▸ The exercise
All of the lines below are to be transcribed faithfully, with pictures excluded from the copy.

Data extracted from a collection
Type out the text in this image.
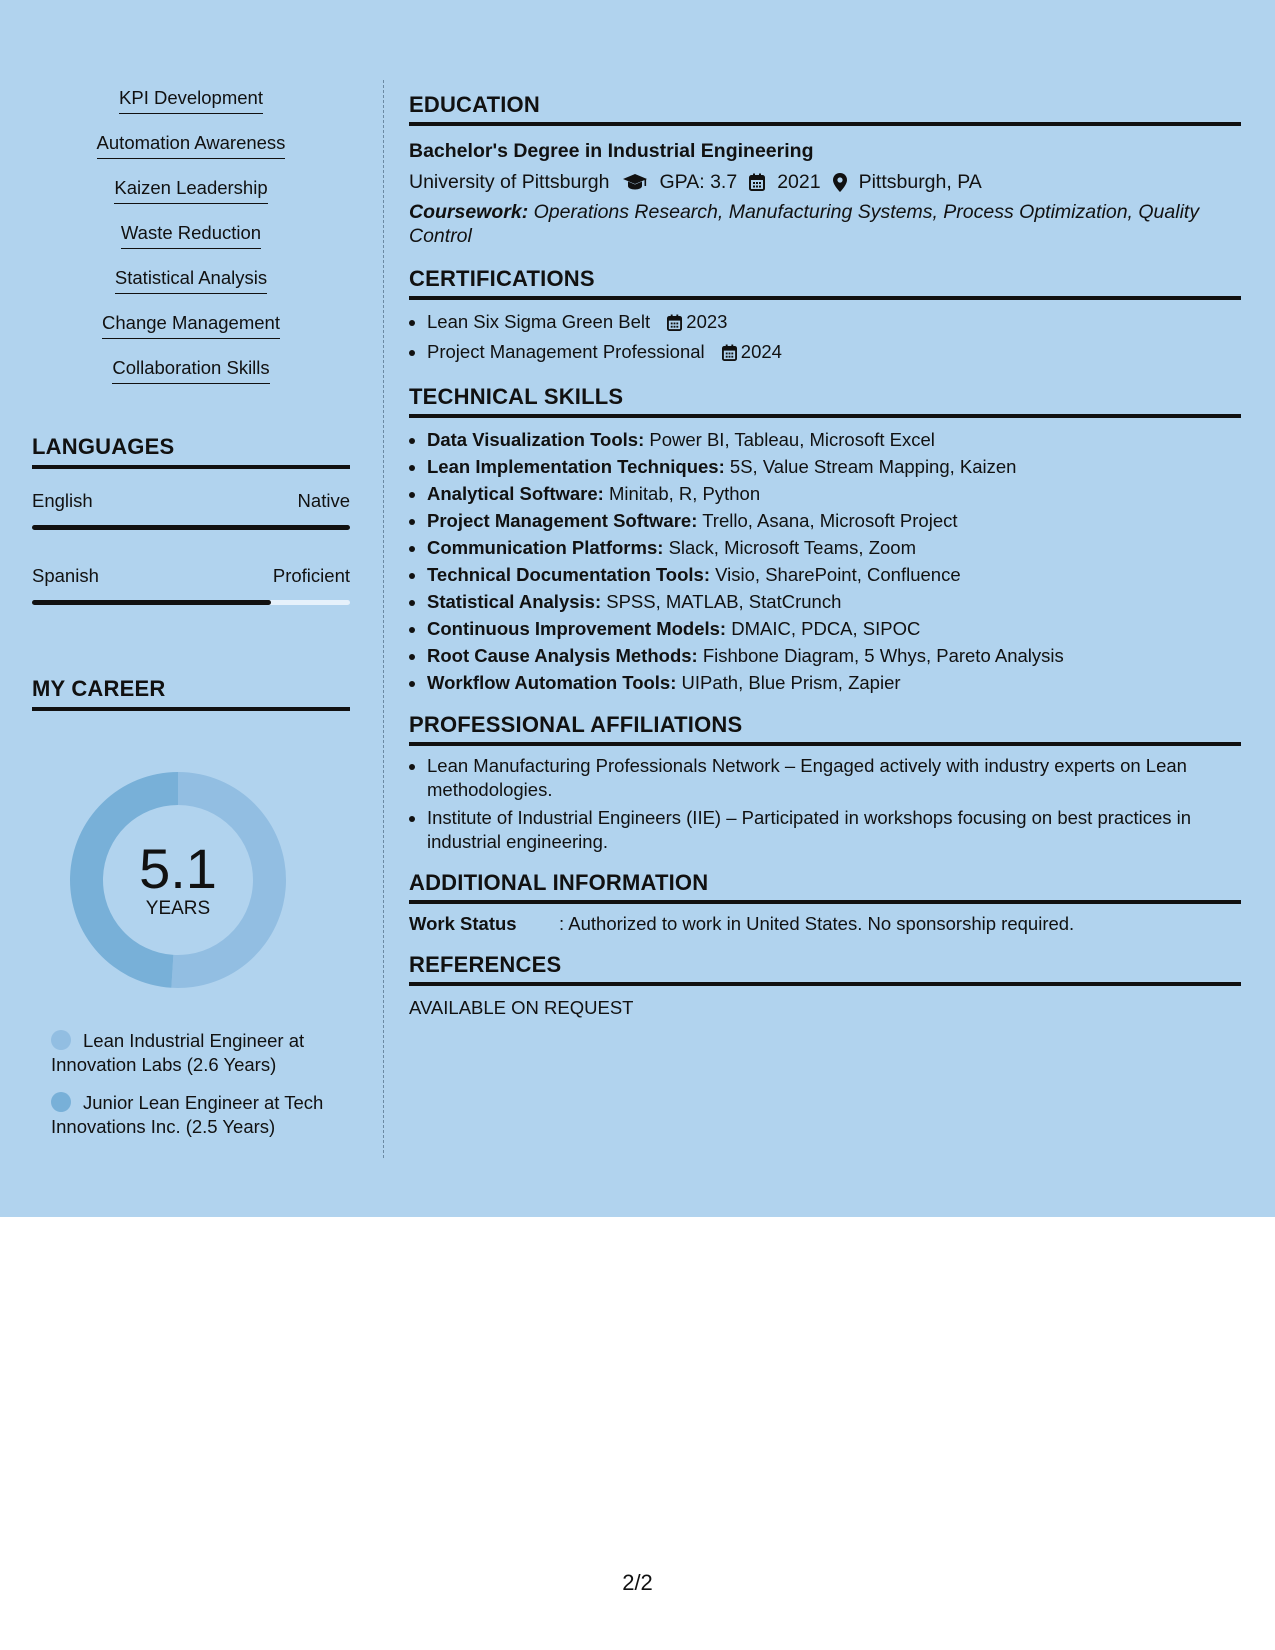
KPI Development
Automation Awareness
Kaizen Leadership
Waste Reduction
Statistical Analysis
Change Management
Collaboration Skills
LANGUAGES
English	Native
Spanish	Proficient
MY CAREER
5.1
YEARS
Lean Industrial Engineer at Innovation Labs (2.6 Years)
Junior Lean Engineer at Tech Innovations Inc. (2.5 Years)
EDUCATION
Bachelor's Degree in Industrial Engineering
University of Pittsburgh	GPA: 3.7 2021 Pittsburgh, PA
Coursework: Operations Research, Manufacturing Systems, Process Optimization, Quality Control
CERTIFICATIONS
• Lean Six Sigma Green Belt 2023
• Project Management Professional 2024
TECHNICAL SKILLS
• Data Visualization Tools: Power BI, Tableau, Microsoft Excel
• Lean Implementation Techniques: 5S, Value Stream Mapping, Kaizen
• Analytical Software: Minitab, R, Python
• Project Management Software: Trello, Asana, Microsoft Project
• Communication Platforms: Slack, Microsoft Teams, Zoom
• Technical Documentation Tools: Visio, SharePoint, Confluence
• Statistical Analysis: SPSS, MATLAB, StatCrunch
• Continuous Improvement Models: DMAIC, PDCA, SIPOC
• Root Cause Analysis Methods: Fishbone Diagram, 5 Whys, Pareto Analysis
• Workflow Automation Tools: UIPath, Blue Prism, Zapier
PROFESSIONAL AFFILIATIONS
• Lean Manufacturing Professionals Network – Engaged actively with industry experts on Lean methodologies.
• Institute of Industrial Engineers (IIE) – Participated in workshops focusing on best practices in industrial engineering.
ADDITIONAL INFORMATION
Work Status	: Authorized to work in United States. No sponsorship required.
REFERENCES
AVAILABLE ON REQUEST
2/2
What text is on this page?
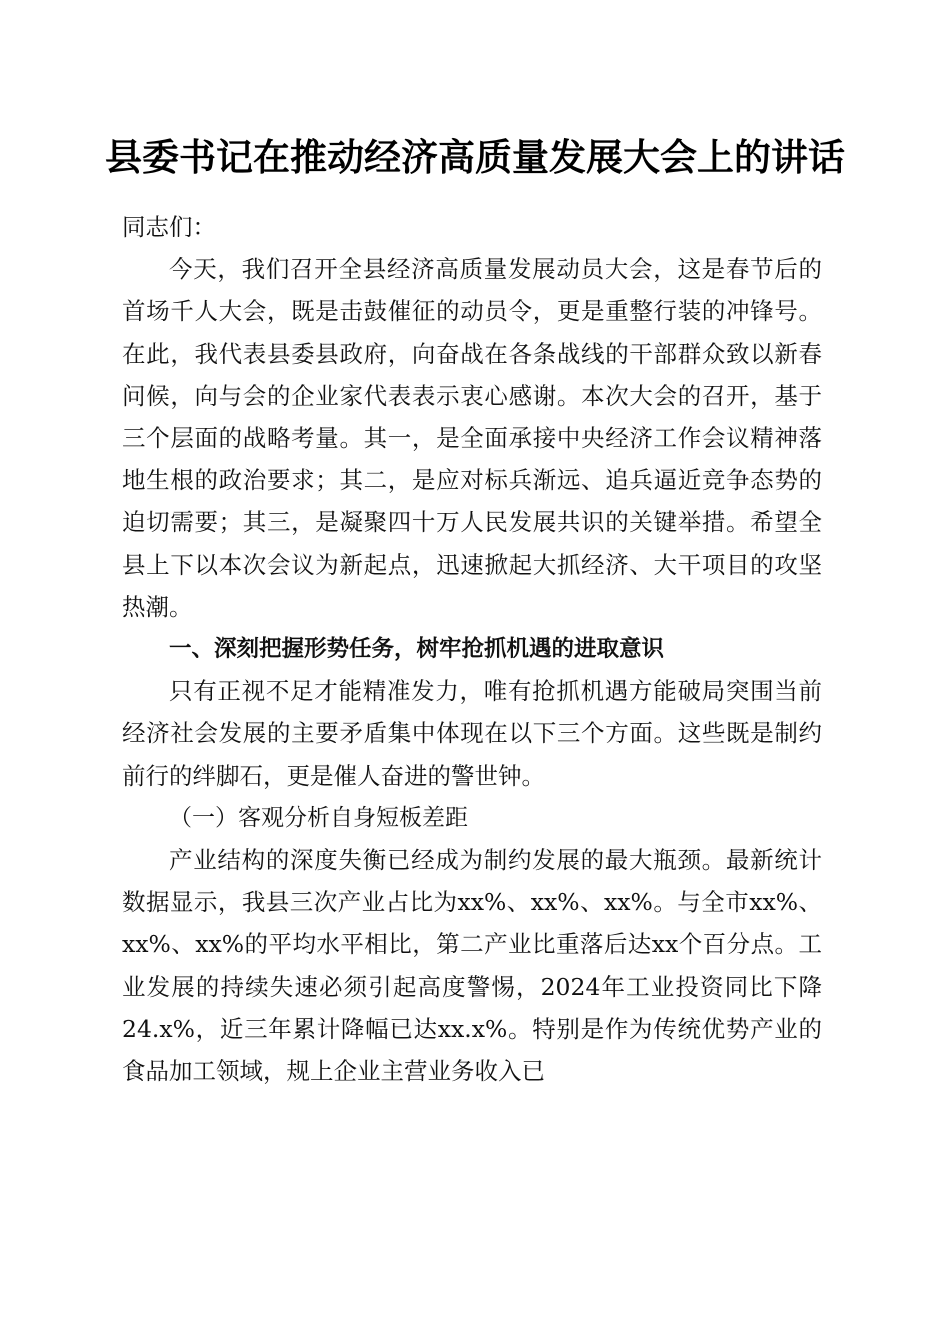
县委书记在推动经济高质量发展大会上的讲话

同志们：

今天，我们召开全县经济高质量发展动员大会，这是春节后的首场千人大会，既是击鼓催征的动员令，更是重整行装的冲锋号。在此，我代表县委县政府，向奋战在各条战线的干部群众致以新春问候，向与会的企业家代表表示衷心感谢。本次大会的召开，基于三个层面的战略考量。其一，是全面承接中央经济工作会议精神落地生根的政治要求；其二，是应对标兵渐远、追兵逼近竞争态势的迫切需要；其三，是凝聚四十万人民发展共识的关键举措。希望全县上下以本次会议为新起点，迅速掀起大抓经济、大干项目的攻坚热潮。

一、深刻把握形势任务，树牢抢抓机遇的进取意识

只有正视不足才能精准发力，唯有抢抓机遇方能破局突围当前经济社会发展的主要矛盾集中体现在以下三个方面。这些既是制约前行的绊脚石，更是催人奋进的警世钟。

（一）客观分析自身短板差距

产业结构的深度失衡已经成为制约发展的最大瓶颈。最新统计数据显示，我县三次产业占比为xx%、xx%、xx%。与全市xx%、xx%、xx%的平均水平相比，第二产业比重落后达xx个百分点。工业发展的持续失速必须引起高度警惕，2024年工业投资同比下降24.x%，近三年累计降幅已达xx.x%。特别是作为传统优势产业的食品加工领域，规上企业主营业务收入已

▸ Full output
Type out the text in this image.
KPI Development
Automation Awareness
Kaizen Leadership
Waste Reduction
Statistical Analysis
Change Management
Collaboration Skills
LANGUAGES
English	Native
Spanish	Proficient
MY CAREER
5.1
YEARS
Lean Industrial Engineer at Innovation Labs (2.6 Years)
Junior Lean Engineer at Tech Innovations Inc. (2.5 Years)
EDUCATION
Bachelor's Degree in Industrial Engineering
University of Pittsburgh	GPA: 3.7 2021 Pittsburgh, PA
Coursework: Operations Research, Manufacturing Systems, Process Optimization, Quality Control
CERTIFICATIONS
• Lean Six Sigma Green Belt 2023
• Project Management Professional 2024
TECHNICAL SKILLS
• Data Visualization Tools: Power BI, Tableau, Microsoft Excel
• Lean Implementation Techniques: 5S, Value Stream Mapping, Kaizen
• Analytical Software: Minitab, R, Python
• Project Management Software: Trello, Asana, Microsoft Project
• Communication Platforms: Slack, Microsoft Teams, Zoom
• Technical Documentation Tools: Visio, SharePoint, Confluence
• Statistical Analysis: SPSS, MATLAB, StatCrunch
• Continuous Improvement Models: DMAIC, PDCA, SIPOC
• Root Cause Analysis Methods: Fishbone Diagram, 5 Whys, Pareto Analysis
• Workflow Automation Tools: UIPath, Blue Prism, Zapier
PROFESSIONAL AFFILIATIONS
• Lean Manufacturing Professionals Network – Engaged actively with industry experts on Lean methodologies.
• Institute of Industrial Engineers (IIE) – Participated in workshops focusing on best practices in industrial engineering.
ADDITIONAL INFORMATION
Work Status	: Authorized to work in United States. No sponsorship required.
REFERENCES
AVAILABLE ON REQUEST
2/2
What text is on this page?
县委书记在推动经济高质量发展大会上的讲话

同志们：

今天，我们召开全县经济高质量发展动员大会，这是春节后的首场千人大会，既是击鼓催征的动员令，更是重整行装的冲锋号。在此，我代表县委县政府，向奋战在各条战线的干部群众致以新春问候，向与会的企业家代表表示衷心感谢。本次大会的召开，基于三个层面的战略考量。其一，是全面承接中央经济工作会议精神落地生根的政治要求；其二，是应对标兵渐远、追兵逼近竞争态势的迫切需要；其三，是凝聚四十万人民发展共识的关键举措。希望全县上下以本次会议为新起点，迅速掀起大抓经济、大干项目的攻坚热潮。

一、深刻把握形势任务，树牢抢抓机遇的进取意识

只有正视不足才能精准发力，唯有抢抓机遇方能破局突围当前经济社会发展的主要矛盾集中体现在以下三个方面。这些既是制约前行的绊脚石，更是催人奋进的警世钟。

（一）客观分析自身短板差距

产业结构的深度失衡已经成为制约发展的最大瓶颈。最新统计数据显示，我县三次产业占比为xx%、xx%、xx%。与全市xx%、xx%、xx%的平均水平相比，第二产业比重落后达xx个百分点。工业发展的持续失速必须引起高度警惕，2024年工业投资同比下降24.x%，近三年累计降幅已达xx.x%。特别是作为传统优势产业的食品加工领域，规上企业主营业务收入已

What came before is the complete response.